— start RECORDS SUPPLIED —
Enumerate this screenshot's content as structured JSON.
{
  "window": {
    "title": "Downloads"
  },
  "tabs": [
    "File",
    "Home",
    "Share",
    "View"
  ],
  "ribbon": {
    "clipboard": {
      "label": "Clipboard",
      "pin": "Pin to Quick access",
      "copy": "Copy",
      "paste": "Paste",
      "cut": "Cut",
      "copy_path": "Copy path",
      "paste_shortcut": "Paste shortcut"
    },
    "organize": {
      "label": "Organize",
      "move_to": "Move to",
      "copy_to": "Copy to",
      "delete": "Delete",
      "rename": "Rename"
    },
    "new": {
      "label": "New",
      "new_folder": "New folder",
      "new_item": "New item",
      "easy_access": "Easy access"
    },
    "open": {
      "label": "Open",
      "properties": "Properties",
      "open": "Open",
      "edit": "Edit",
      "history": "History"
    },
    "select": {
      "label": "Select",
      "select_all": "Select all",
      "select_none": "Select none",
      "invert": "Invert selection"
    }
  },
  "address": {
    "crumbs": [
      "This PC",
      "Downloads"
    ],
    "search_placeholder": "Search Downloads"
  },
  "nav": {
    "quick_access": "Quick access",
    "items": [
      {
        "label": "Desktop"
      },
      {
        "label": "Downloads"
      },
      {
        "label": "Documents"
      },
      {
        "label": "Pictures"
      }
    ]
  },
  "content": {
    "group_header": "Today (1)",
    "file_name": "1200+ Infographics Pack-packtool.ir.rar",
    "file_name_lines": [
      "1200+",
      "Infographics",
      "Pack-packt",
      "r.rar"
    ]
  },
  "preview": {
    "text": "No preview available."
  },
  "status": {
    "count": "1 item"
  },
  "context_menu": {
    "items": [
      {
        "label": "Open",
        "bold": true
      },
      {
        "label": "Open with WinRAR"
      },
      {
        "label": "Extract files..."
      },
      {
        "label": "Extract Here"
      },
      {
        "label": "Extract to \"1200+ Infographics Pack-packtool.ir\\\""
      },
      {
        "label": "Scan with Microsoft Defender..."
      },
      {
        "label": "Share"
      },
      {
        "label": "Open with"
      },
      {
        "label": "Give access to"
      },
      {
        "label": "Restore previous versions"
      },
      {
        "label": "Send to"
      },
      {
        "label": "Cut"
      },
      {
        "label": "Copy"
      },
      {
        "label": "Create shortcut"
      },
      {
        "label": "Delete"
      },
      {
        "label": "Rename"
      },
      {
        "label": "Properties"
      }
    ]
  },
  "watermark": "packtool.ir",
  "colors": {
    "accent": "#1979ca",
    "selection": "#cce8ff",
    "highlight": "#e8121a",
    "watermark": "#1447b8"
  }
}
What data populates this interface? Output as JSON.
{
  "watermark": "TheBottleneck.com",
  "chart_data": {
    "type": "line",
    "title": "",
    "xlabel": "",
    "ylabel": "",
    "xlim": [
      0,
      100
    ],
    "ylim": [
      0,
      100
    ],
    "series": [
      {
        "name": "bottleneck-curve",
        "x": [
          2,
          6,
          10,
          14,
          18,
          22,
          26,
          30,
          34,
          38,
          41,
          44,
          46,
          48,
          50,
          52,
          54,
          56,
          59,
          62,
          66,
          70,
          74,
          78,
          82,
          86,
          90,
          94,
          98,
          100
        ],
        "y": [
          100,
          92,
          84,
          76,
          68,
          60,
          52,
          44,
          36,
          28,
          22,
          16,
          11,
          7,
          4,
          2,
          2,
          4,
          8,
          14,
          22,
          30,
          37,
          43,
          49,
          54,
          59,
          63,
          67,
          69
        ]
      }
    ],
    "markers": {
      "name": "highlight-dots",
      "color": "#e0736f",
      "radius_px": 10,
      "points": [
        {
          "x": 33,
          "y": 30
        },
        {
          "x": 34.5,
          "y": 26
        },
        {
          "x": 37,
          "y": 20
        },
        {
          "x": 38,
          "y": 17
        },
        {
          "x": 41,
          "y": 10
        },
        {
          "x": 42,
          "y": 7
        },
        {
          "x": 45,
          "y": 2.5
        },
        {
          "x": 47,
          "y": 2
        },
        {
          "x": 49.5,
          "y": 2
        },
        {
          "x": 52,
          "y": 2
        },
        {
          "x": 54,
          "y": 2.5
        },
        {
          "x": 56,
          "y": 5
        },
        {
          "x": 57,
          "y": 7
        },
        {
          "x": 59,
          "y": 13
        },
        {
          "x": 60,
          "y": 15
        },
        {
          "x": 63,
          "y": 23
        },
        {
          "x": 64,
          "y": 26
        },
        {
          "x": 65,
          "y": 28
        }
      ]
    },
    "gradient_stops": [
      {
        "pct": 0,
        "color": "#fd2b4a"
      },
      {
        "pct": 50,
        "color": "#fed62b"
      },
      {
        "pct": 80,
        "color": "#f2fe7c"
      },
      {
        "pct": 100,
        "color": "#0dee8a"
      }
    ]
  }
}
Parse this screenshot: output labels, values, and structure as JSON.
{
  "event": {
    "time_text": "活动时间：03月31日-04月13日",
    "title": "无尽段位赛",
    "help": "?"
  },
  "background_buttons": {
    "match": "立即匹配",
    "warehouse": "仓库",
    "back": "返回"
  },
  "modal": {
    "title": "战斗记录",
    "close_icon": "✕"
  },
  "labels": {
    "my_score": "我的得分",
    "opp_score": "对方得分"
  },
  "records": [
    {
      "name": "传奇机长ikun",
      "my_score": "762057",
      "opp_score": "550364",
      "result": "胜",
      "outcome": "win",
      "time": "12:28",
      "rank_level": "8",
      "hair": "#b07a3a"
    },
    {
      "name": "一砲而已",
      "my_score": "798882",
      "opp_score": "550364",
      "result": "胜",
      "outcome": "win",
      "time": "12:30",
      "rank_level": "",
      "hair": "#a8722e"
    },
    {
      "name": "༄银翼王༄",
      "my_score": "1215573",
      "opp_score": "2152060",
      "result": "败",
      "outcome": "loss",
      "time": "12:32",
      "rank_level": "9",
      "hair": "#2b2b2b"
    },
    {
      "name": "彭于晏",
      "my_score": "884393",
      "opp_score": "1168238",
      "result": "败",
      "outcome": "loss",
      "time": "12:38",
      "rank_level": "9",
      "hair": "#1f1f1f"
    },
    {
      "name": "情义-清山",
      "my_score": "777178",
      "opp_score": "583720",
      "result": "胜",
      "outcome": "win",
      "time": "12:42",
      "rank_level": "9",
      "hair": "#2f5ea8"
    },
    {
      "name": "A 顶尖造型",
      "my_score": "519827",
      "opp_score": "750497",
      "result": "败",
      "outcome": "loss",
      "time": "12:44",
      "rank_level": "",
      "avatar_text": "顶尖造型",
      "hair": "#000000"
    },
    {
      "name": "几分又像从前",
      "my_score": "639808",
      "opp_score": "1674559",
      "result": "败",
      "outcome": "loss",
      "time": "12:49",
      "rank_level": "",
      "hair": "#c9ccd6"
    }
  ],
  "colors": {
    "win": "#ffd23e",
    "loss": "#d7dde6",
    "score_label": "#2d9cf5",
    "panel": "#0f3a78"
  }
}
— end RECORDS SUPPLIED —
=== INSTRUCTION ===
From the data above, gather every line that includes the word "JSON".

=== FINAL RESULT ===
Enumerate this screenshot's content as structured JSON.
What data populates this interface? Output as JSON.
Parse this screenshot: output labels, values, and structure as JSON.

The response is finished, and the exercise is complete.